--- start of DATA SHOWN ---
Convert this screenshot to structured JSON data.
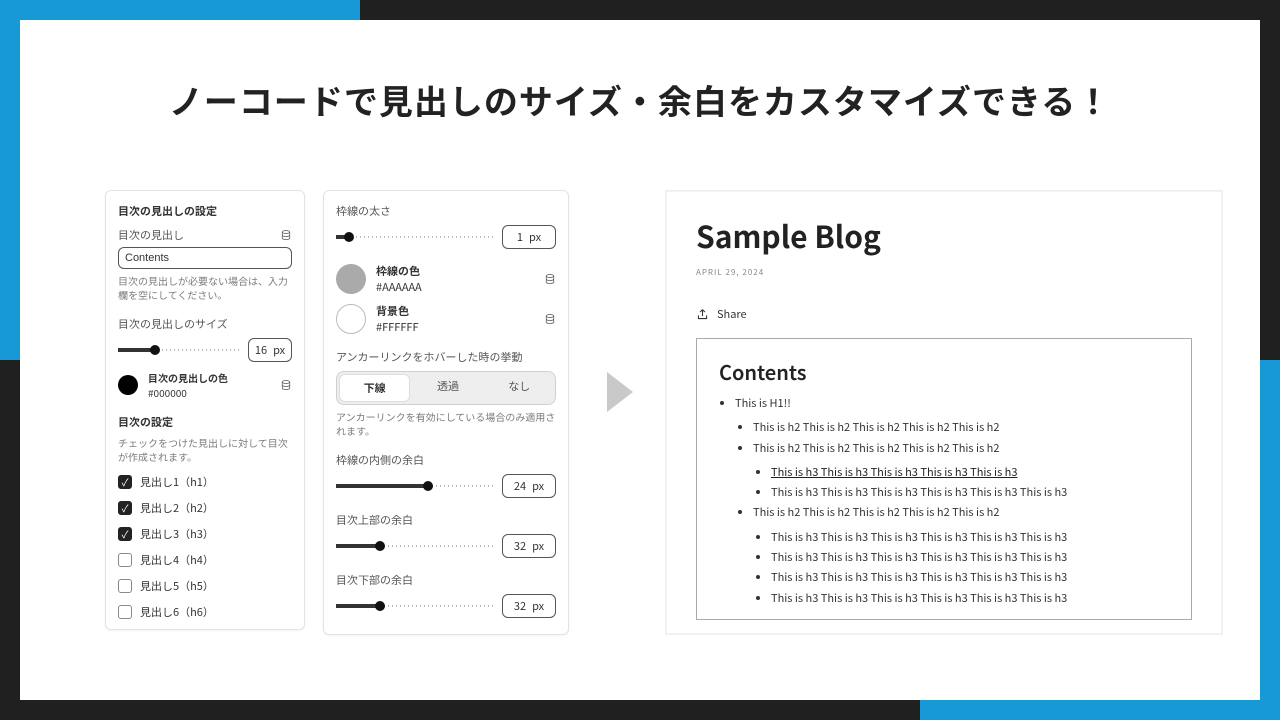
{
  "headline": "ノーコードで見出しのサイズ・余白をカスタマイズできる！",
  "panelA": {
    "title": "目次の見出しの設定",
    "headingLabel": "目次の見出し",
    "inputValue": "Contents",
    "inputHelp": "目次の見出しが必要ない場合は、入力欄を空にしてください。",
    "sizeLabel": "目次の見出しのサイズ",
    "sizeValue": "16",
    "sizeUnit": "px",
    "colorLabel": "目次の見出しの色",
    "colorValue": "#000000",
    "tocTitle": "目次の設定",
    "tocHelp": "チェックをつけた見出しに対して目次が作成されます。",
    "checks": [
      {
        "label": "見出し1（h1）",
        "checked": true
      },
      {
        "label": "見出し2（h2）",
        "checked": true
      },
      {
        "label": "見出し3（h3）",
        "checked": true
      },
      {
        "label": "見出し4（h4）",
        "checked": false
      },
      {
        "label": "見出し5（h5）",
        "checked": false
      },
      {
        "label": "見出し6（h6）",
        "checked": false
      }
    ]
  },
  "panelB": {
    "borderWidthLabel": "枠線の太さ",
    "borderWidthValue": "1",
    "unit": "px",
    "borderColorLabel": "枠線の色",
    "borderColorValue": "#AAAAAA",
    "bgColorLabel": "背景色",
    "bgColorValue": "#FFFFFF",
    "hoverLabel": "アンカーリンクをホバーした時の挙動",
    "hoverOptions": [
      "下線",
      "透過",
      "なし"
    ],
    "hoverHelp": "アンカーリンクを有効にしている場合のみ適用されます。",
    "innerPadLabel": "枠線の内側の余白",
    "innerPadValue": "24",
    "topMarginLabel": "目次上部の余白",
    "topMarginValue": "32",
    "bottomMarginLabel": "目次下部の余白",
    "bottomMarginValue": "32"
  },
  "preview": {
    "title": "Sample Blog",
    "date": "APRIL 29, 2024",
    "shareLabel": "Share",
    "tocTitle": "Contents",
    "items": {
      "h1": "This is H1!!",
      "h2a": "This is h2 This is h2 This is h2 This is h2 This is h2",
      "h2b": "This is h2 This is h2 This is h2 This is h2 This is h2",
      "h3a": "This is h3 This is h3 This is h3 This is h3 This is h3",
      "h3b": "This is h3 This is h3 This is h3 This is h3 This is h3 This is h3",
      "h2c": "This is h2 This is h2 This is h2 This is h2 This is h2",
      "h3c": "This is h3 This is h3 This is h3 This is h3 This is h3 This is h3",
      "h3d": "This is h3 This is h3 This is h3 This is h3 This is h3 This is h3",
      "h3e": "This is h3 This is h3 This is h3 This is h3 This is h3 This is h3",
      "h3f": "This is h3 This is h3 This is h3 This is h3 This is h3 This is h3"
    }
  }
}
--- end of DATA SHOWN ---
OBJECTIVE
Return the material exactly as given, apart from the pictures.

SOLVED EXERCISE
Convert this screenshot to structured JSON data.
{
  "headline": "ノーコードで見出しのサイズ・余白をカスタマイズできる！",
  "panelA": {
    "title": "目次の見出しの設定",
    "headingLabel": "目次の見出し",
    "inputValue": "Contents",
    "inputHelp": "目次の見出しが必要ない場合は、入力欄を空にしてください。",
    "sizeLabel": "目次の見出しのサイズ",
    "sizeValue": "16",
    "sizeUnit": "px",
    "colorLabel": "目次の見出しの色",
    "colorValue": "#000000",
    "tocTitle": "目次の設定",
    "tocHelp": "チェックをつけた見出しに対して目次が作成されます。",
    "checks": [
      {
        "label": "見出し1（h1）",
        "checked": true
      },
      {
        "label": "見出し2（h2）",
        "checked": true
      },
      {
        "label": "見出し3（h3）",
        "checked": true
      },
      {
        "label": "見出し4（h4）",
        "checked": false
      },
      {
        "label": "見出し5（h5）",
        "checked": false
      },
      {
        "label": "見出し6（h6）",
        "checked": false
      }
    ]
  },
  "panelB": {
    "borderWidthLabel": "枠線の太さ",
    "borderWidthValue": "1",
    "unit": "px",
    "borderColorLabel": "枠線の色",
    "borderColorValue": "#AAAAAA",
    "bgColorLabel": "背景色",
    "bgColorValue": "#FFFFFF",
    "hoverLabel": "アンカーリンクをホバーした時の挙動",
    "hoverOptions": [
      "下線",
      "透過",
      "なし"
    ],
    "hoverHelp": "アンカーリンクを有効にしている場合のみ適用されます。",
    "innerPadLabel": "枠線の内側の余白",
    "innerPadValue": "24",
    "topMarginLabel": "目次上部の余白",
    "topMarginValue": "32",
    "bottomMarginLabel": "目次下部の余白",
    "bottomMarginValue": "32"
  },
  "preview": {
    "title": "Sample Blog",
    "date": "APRIL 29, 2024",
    "shareLabel": "Share",
    "tocTitle": "Contents",
    "items": {
      "h1": "This is H1!!",
      "h2a": "This is h2 This is h2 This is h2 This is h2 This is h2",
      "h2b": "This is h2 This is h2 This is h2 This is h2 This is h2",
      "h3a": "This is h3 This is h3 This is h3 This is h3 This is h3",
      "h3b": "This is h3 This is h3 This is h3 This is h3 This is h3 This is h3",
      "h2c": "This is h2 This is h2 This is h2 This is h2 This is h2",
      "h3c": "This is h3 This is h3 This is h3 This is h3 This is h3 This is h3",
      "h3d": "This is h3 This is h3 This is h3 This is h3 This is h3 This is h3",
      "h3e": "This is h3 This is h3 This is h3 This is h3 This is h3 This is h3",
      "h3f": "This is h3 This is h3 This is h3 This is h3 This is h3 This is h3"
    }
  }
}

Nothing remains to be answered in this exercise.